Given exercise →
Each entry should be quoted word for word, including every mark of punctuation.

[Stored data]
********************

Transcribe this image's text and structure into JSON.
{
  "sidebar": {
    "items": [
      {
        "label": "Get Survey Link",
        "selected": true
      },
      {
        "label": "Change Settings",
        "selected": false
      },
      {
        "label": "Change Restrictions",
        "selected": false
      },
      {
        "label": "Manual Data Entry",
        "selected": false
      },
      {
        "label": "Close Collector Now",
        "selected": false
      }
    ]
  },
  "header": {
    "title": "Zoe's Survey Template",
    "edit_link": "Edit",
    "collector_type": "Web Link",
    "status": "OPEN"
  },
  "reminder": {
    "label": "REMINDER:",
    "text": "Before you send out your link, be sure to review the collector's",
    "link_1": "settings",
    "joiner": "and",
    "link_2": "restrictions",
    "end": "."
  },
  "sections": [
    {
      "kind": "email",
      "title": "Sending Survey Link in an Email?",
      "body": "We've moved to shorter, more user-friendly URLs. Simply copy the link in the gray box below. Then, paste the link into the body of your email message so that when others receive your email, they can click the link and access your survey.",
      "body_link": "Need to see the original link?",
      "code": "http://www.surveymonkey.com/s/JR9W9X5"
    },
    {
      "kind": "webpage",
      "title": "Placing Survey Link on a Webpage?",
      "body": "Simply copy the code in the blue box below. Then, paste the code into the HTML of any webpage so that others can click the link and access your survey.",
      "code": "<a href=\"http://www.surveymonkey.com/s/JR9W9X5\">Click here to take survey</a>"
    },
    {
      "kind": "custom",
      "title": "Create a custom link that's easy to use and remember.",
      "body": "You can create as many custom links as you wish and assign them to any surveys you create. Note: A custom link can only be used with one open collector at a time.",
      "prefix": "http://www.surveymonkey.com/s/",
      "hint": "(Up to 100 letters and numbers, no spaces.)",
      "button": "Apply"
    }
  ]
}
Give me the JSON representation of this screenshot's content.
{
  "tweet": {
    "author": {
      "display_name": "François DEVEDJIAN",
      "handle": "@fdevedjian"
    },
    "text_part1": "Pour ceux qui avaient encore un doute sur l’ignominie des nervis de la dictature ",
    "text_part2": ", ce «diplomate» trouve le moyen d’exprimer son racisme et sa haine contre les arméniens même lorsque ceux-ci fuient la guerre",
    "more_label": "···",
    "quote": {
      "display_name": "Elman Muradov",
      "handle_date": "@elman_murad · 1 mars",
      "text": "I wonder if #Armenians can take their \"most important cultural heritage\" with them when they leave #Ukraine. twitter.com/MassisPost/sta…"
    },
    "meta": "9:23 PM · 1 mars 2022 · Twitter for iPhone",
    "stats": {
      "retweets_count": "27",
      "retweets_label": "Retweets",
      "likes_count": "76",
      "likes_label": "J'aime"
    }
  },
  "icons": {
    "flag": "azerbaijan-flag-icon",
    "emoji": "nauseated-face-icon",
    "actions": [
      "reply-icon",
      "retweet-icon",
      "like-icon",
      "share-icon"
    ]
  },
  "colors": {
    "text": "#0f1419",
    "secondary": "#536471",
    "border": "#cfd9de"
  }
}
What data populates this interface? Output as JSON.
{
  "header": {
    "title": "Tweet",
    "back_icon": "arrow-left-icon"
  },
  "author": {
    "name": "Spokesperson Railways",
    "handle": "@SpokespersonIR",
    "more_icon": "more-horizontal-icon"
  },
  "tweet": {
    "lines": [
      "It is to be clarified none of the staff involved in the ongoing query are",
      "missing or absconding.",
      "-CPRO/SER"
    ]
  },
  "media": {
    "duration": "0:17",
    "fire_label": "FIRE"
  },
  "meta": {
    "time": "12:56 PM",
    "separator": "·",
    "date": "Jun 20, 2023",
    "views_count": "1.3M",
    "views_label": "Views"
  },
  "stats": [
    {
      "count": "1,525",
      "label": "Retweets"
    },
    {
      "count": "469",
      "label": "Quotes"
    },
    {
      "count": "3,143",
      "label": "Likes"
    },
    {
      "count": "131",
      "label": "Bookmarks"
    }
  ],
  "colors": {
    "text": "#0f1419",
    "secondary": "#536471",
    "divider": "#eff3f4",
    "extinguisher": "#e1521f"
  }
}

********************

Answer below →
Transcribe this image's text and structure into JSON.
{
  "sidebar": {
    "items": [
      {
        "label": "Get Survey Link",
        "selected": true
      },
      {
        "label": "Change Settings",
        "selected": false
      },
      {
        "label": "Change Restrictions",
        "selected": false
      },
      {
        "label": "Manual Data Entry",
        "selected": false
      },
      {
        "label": "Close Collector Now",
        "selected": false
      }
    ]
  },
  "header": {
    "title": "Zoe's Survey Template",
    "edit_link": "Edit",
    "collector_type": "Web Link",
    "status": "OPEN"
  },
  "reminder": {
    "label": "REMINDER:",
    "text": "Before you send out your link, be sure to review the collector's",
    "link_1": "settings",
    "joiner": "and",
    "link_2": "restrictions",
    "end": "."
  },
  "sections": [
    {
      "kind": "email",
      "title": "Sending Survey Link in an Email?",
      "body": "We've moved to shorter, more user-friendly URLs. Simply copy the link in the gray box below. Then, paste the link into the body of your email message so that when others receive your email, they can click the link and access your survey.",
      "body_link": "Need to see the original link?",
      "code": "http://www.surveymonkey.com/s/JR9W9X5"
    },
    {
      "kind": "webpage",
      "title": "Placing Survey Link on a Webpage?",
      "body": "Simply copy the code in the blue box below. Then, paste the code into the HTML of any webpage so that others can click the link and access your survey.",
      "code": "<a href=\"http://www.surveymonkey.com/s/JR9W9X5\">Click here to take survey</a>"
    },
    {
      "kind": "custom",
      "title": "Create a custom link that's easy to use and remember.",
      "body": "You can create as many custom links as you wish and assign them to any surveys you create. Note: A custom link can only be used with one open collector at a time.",
      "prefix": "http://www.surveymonkey.com/s/",
      "hint": "(Up to 100 letters and numbers, no spaces.)",
      "button": "Apply"
    }
  ]
}
Give me the JSON representation of this screenshot's content.
{
  "tweet": {
    "author": {
      "display_name": "François DEVEDJIAN",
      "handle": "@fdevedjian"
    },
    "text_part1": "Pour ceux qui avaient encore un doute sur l’ignominie des nervis de la dictature ",
    "text_part2": ", ce «diplomate» trouve le moyen d’exprimer son racisme et sa haine contre les arméniens même lorsque ceux-ci fuient la guerre",
    "more_label": "···",
    "quote": {
      "display_name": "Elman Muradov",
      "handle_date": "@elman_murad · 1 mars",
      "text": "I wonder if #Armenians can take their \"most important cultural heritage\" with them when they leave #Ukraine. twitter.com/MassisPost/sta…"
    },
    "meta": "9:23 PM · 1 mars 2022 · Twitter for iPhone",
    "stats": {
      "retweets_count": "27",
      "retweets_label": "Retweets",
      "likes_count": "76",
      "likes_label": "J'aime"
    }
  },
  "icons": {
    "flag": "azerbaijan-flag-icon",
    "emoji": "nauseated-face-icon",
    "actions": [
      "reply-icon",
      "retweet-icon",
      "like-icon",
      "share-icon"
    ]
  },
  "colors": {
    "text": "#0f1419",
    "secondary": "#536471",
    "border": "#cfd9de"
  }
}
What data populates this interface? Output as JSON.
{
  "header": {
    "title": "Tweet",
    "back_icon": "arrow-left-icon"
  },
  "author": {
    "name": "Spokesperson Railways",
    "handle": "@SpokespersonIR",
    "more_icon": "more-horizontal-icon"
  },
  "tweet": {
    "lines": [
      "It is to be clarified none of the staff involved in the ongoing query are",
      "missing or absconding.",
      "-CPRO/SER"
    ]
  },
  "media": {
    "duration": "0:17",
    "fire_label": "FIRE"
  },
  "meta": {
    "time": "12:56 PM",
    "separator": "·",
    "date": "Jun 20, 2023",
    "views_count": "1.3M",
    "views_label": "Views"
  },
  "stats": [
    {
      "count": "1,525",
      "label": "Retweets"
    },
    {
      "count": "469",
      "label": "Quotes"
    },
    {
      "count": "3,143",
      "label": "Likes"
    },
    {
      "count": "131",
      "label": "Bookmarks"
    }
  ],
  "colors": {
    "text": "#0f1419",
    "secondary": "#536471",
    "divider": "#eff3f4",
    "extinguisher": "#e1521f"
  }
}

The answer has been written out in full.